-- Begin Record extracts --
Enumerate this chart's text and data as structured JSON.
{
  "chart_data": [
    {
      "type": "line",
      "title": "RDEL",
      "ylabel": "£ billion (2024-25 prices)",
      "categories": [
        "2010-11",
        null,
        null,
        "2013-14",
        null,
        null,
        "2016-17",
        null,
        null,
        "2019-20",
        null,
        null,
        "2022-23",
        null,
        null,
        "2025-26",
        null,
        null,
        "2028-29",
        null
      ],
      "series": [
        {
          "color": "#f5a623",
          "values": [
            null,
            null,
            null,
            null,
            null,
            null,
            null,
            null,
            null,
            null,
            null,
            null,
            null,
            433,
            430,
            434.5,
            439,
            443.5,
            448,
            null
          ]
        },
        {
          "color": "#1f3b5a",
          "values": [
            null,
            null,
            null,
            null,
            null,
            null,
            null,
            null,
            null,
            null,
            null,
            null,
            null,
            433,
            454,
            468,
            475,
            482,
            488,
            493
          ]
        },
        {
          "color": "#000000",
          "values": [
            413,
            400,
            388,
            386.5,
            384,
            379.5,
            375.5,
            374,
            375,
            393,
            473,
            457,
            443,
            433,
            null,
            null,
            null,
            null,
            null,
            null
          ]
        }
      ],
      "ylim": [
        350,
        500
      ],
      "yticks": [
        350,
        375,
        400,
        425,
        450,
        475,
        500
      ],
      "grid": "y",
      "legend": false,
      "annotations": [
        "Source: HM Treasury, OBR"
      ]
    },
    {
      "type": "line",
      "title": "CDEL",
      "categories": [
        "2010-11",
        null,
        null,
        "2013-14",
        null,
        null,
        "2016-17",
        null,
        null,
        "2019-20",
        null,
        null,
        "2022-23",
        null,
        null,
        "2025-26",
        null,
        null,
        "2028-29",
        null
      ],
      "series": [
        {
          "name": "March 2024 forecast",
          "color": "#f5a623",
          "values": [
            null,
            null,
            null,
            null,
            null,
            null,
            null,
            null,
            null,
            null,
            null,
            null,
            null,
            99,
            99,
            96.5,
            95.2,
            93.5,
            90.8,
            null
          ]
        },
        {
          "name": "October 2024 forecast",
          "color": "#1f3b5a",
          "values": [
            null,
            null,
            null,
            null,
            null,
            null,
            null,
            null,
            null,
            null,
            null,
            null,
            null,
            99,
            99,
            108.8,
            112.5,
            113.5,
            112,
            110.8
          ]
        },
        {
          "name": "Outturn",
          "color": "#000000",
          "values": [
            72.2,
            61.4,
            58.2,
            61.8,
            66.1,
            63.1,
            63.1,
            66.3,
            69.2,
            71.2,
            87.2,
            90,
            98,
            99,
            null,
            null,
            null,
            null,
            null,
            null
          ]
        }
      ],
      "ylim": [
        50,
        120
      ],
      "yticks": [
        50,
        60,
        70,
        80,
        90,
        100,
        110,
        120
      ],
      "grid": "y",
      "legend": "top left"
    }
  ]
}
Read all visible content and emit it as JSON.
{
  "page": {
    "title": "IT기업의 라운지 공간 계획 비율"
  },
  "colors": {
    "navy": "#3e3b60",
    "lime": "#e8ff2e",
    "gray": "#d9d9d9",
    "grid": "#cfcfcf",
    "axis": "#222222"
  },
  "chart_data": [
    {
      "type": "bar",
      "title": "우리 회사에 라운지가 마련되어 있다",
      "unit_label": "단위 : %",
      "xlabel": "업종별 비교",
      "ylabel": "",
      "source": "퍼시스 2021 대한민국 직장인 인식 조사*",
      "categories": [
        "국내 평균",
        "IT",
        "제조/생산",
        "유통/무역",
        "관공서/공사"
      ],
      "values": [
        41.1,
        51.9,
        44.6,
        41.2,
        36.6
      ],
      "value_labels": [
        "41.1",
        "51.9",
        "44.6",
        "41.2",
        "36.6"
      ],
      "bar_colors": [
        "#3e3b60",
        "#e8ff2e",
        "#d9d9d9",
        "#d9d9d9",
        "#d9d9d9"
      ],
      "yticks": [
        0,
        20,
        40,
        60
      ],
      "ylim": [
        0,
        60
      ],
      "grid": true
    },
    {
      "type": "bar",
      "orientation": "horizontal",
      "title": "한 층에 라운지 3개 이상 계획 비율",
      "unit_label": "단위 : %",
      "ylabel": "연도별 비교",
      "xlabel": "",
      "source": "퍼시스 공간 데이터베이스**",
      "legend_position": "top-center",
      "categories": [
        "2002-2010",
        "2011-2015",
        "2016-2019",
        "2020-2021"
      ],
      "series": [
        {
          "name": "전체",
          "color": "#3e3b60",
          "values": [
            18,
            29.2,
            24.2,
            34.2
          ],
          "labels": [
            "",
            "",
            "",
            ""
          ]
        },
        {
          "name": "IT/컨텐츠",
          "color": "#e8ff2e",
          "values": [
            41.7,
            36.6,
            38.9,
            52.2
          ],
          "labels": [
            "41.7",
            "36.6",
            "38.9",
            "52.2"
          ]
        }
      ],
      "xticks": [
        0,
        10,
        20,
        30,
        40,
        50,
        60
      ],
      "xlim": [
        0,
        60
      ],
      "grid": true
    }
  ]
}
-- End Record extracts --
* [Task goal] All of the data must be returned exactly.

* [Final result]
Enumerate this chart's text and data as structured JSON.
{
  "chart_data": [
    {
      "type": "line",
      "title": "RDEL",
      "ylabel": "£ billion (2024-25 prices)",
      "categories": [
        "2010-11",
        null,
        null,
        "2013-14",
        null,
        null,
        "2016-17",
        null,
        null,
        "2019-20",
        null,
        null,
        "2022-23",
        null,
        null,
        "2025-26",
        null,
        null,
        "2028-29",
        null
      ],
      "series": [
        {
          "color": "#f5a623",
          "values": [
            null,
            null,
            null,
            null,
            null,
            null,
            null,
            null,
            null,
            null,
            null,
            null,
            null,
            433,
            430,
            434.5,
            439,
            443.5,
            448,
            null
          ]
        },
        {
          "color": "#1f3b5a",
          "values": [
            null,
            null,
            null,
            null,
            null,
            null,
            null,
            null,
            null,
            null,
            null,
            null,
            null,
            433,
            454,
            468,
            475,
            482,
            488,
            493
          ]
        },
        {
          "color": "#000000",
          "values": [
            413,
            400,
            388,
            386.5,
            384,
            379.5,
            375.5,
            374,
            375,
            393,
            473,
            457,
            443,
            433,
            null,
            null,
            null,
            null,
            null,
            null
          ]
        }
      ],
      "ylim": [
        350,
        500
      ],
      "yticks": [
        350,
        375,
        400,
        425,
        450,
        475,
        500
      ],
      "grid": "y",
      "legend": false,
      "annotations": [
        "Source: HM Treasury, OBR"
      ]
    },
    {
      "type": "line",
      "title": "CDEL",
      "categories": [
        "2010-11",
        null,
        null,
        "2013-14",
        null,
        null,
        "2016-17",
        null,
        null,
        "2019-20",
        null,
        null,
        "2022-23",
        null,
        null,
        "2025-26",
        null,
        null,
        "2028-29",
        null
      ],
      "series": [
        {
          "name": "March 2024 forecast",
          "color": "#f5a623",
          "values": [
            null,
            null,
            null,
            null,
            null,
            null,
            null,
            null,
            null,
            null,
            null,
            null,
            null,
            99,
            99,
            96.5,
            95.2,
            93.5,
            90.8,
            null
          ]
        },
        {
          "name": "October 2024 forecast",
          "color": "#1f3b5a",
          "values": [
            null,
            null,
            null,
            null,
            null,
            null,
            null,
            null,
            null,
            null,
            null,
            null,
            null,
            99,
            99,
            108.8,
            112.5,
            113.5,
            112,
            110.8
          ]
        },
        {
          "name": "Outturn",
          "color": "#000000",
          "values": [
            72.2,
            61.4,
            58.2,
            61.8,
            66.1,
            63.1,
            63.1,
            66.3,
            69.2,
            71.2,
            87.2,
            90,
            98,
            99,
            null,
            null,
            null,
            null,
            null,
            null
          ]
        }
      ],
      "ylim": [
        50,
        120
      ],
      "yticks": [
        50,
        60,
        70,
        80,
        90,
        100,
        110,
        120
      ],
      "grid": "y",
      "legend": "top left"
    }
  ]
}
Read all visible content and emit it as JSON.
{
  "page": {
    "title": "IT기업의 라운지 공간 계획 비율"
  },
  "colors": {
    "navy": "#3e3b60",
    "lime": "#e8ff2e",
    "gray": "#d9d9d9",
    "grid": "#cfcfcf",
    "axis": "#222222"
  },
  "chart_data": [
    {
      "type": "bar",
      "title": "우리 회사에 라운지가 마련되어 있다",
      "unit_label": "단위 : %",
      "xlabel": "업종별 비교",
      "ylabel": "",
      "source": "퍼시스 2021 대한민국 직장인 인식 조사*",
      "categories": [
        "국내 평균",
        "IT",
        "제조/생산",
        "유통/무역",
        "관공서/공사"
      ],
      "values": [
        41.1,
        51.9,
        44.6,
        41.2,
        36.6
      ],
      "value_labels": [
        "41.1",
        "51.9",
        "44.6",
        "41.2",
        "36.6"
      ],
      "bar_colors": [
        "#3e3b60",
        "#e8ff2e",
        "#d9d9d9",
        "#d9d9d9",
        "#d9d9d9"
      ],
      "yticks": [
        0,
        20,
        40,
        60
      ],
      "ylim": [
        0,
        60
      ],
      "grid": true
    },
    {
      "type": "bar",
      "orientation": "horizontal",
      "title": "한 층에 라운지 3개 이상 계획 비율",
      "unit_label": "단위 : %",
      "ylabel": "연도별 비교",
      "xlabel": "",
      "source": "퍼시스 공간 데이터베이스**",
      "legend_position": "top-center",
      "categories": [
        "2002-2010",
        "2011-2015",
        "2016-2019",
        "2020-2021"
      ],
      "series": [
        {
          "name": "전체",
          "color": "#3e3b60",
          "values": [
            18,
            29.2,
            24.2,
            34.2
          ],
          "labels": [
            "",
            "",
            "",
            ""
          ]
        },
        {
          "name": "IT/컨텐츠",
          "color": "#e8ff2e",
          "values": [
            41.7,
            36.6,
            38.9,
            52.2
          ],
          "labels": [
            "41.7",
            "36.6",
            "38.9",
            "52.2"
          ]
        }
      ],
      "xticks": [
        0,
        10,
        20,
        30,
        40,
        50,
        60
      ],
      "xlim": [
        0,
        60
      ],
      "grid": true
    }
  ]
}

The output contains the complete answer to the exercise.